## begin Data lines

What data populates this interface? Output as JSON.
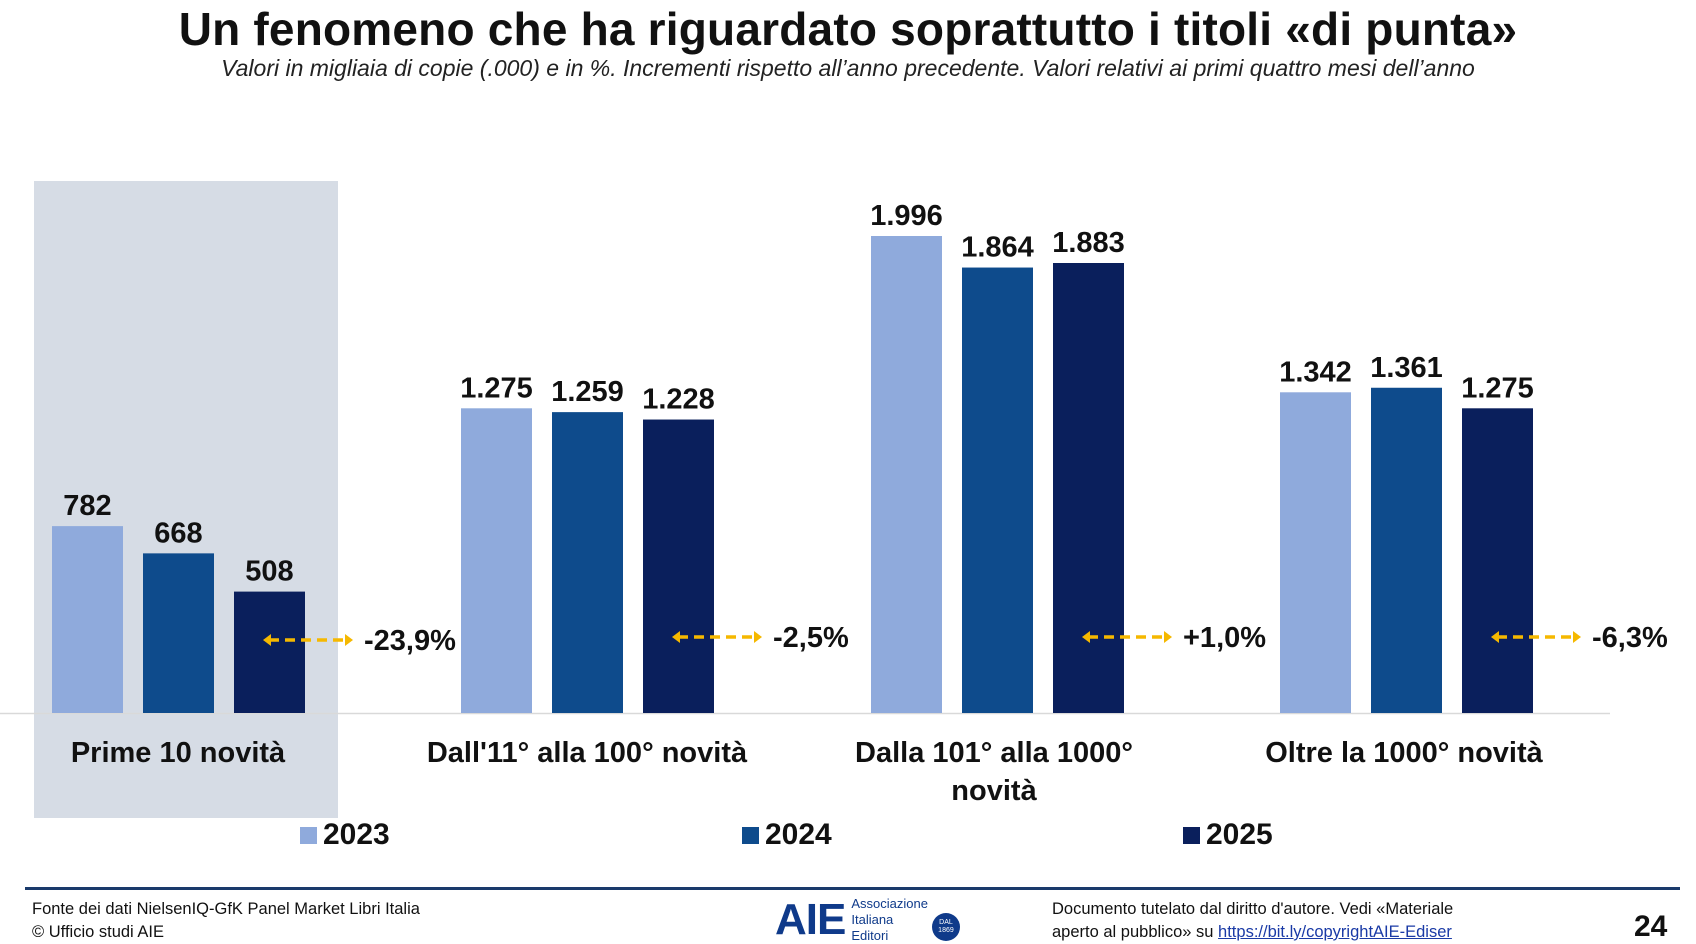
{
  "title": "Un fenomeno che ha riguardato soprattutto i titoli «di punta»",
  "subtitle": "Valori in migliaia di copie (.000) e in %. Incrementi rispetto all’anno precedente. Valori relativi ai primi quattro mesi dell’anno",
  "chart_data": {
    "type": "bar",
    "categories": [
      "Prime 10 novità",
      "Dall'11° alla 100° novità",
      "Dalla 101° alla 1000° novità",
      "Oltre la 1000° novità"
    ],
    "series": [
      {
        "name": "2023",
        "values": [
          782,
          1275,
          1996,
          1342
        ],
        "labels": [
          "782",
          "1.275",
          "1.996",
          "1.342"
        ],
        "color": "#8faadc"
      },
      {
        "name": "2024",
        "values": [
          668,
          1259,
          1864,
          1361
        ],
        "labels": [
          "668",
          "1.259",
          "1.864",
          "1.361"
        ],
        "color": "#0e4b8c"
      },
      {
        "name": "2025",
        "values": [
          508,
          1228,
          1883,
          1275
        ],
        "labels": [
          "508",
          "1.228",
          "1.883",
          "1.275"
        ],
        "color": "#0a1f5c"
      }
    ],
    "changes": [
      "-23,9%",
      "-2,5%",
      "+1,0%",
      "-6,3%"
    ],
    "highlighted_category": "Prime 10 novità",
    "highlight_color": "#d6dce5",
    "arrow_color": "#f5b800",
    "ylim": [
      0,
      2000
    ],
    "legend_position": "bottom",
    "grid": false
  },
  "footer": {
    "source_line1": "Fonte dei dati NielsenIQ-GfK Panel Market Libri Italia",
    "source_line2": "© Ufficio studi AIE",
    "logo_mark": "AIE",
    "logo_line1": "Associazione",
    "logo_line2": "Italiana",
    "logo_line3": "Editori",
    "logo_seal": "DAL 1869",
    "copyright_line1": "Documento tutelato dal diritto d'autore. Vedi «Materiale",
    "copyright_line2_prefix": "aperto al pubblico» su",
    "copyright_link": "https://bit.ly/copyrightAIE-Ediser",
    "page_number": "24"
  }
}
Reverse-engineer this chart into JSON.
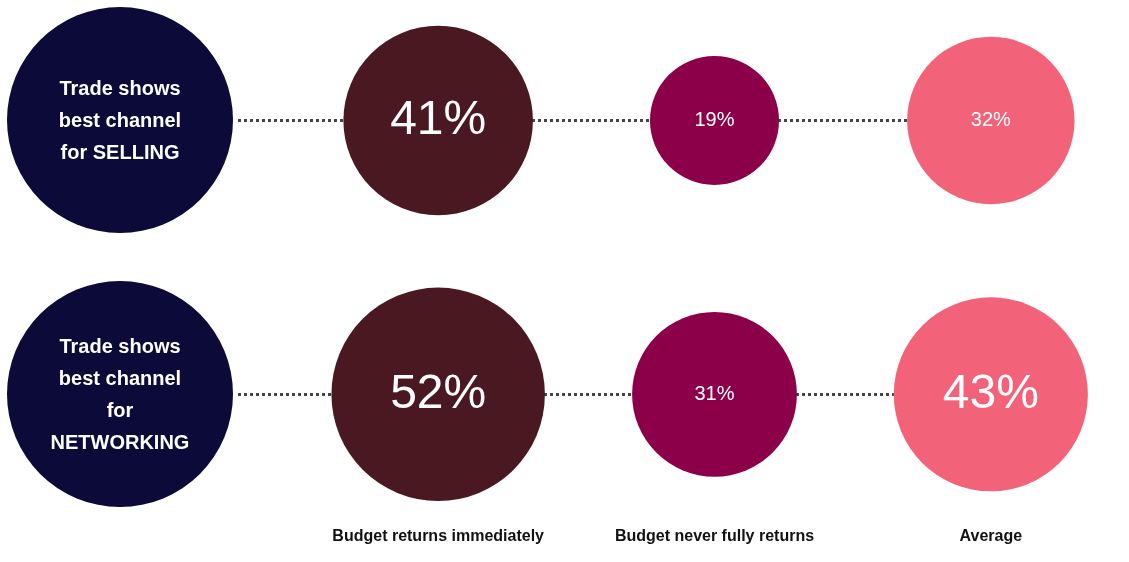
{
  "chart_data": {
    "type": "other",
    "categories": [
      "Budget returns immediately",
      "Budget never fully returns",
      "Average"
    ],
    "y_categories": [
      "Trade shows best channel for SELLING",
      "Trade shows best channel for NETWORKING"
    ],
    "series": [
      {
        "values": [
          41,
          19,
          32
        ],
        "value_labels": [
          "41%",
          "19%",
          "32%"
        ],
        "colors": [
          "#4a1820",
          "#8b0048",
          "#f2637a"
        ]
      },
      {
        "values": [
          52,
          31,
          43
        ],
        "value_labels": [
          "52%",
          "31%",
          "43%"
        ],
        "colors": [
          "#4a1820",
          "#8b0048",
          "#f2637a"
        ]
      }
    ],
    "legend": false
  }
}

## end Data lines

What is being asked: Reproduce each line from the records that contains the word "best".

Complete answer:
      "Trade shows best channel for SELLING",
      "Trade shows best channel for NETWORKING"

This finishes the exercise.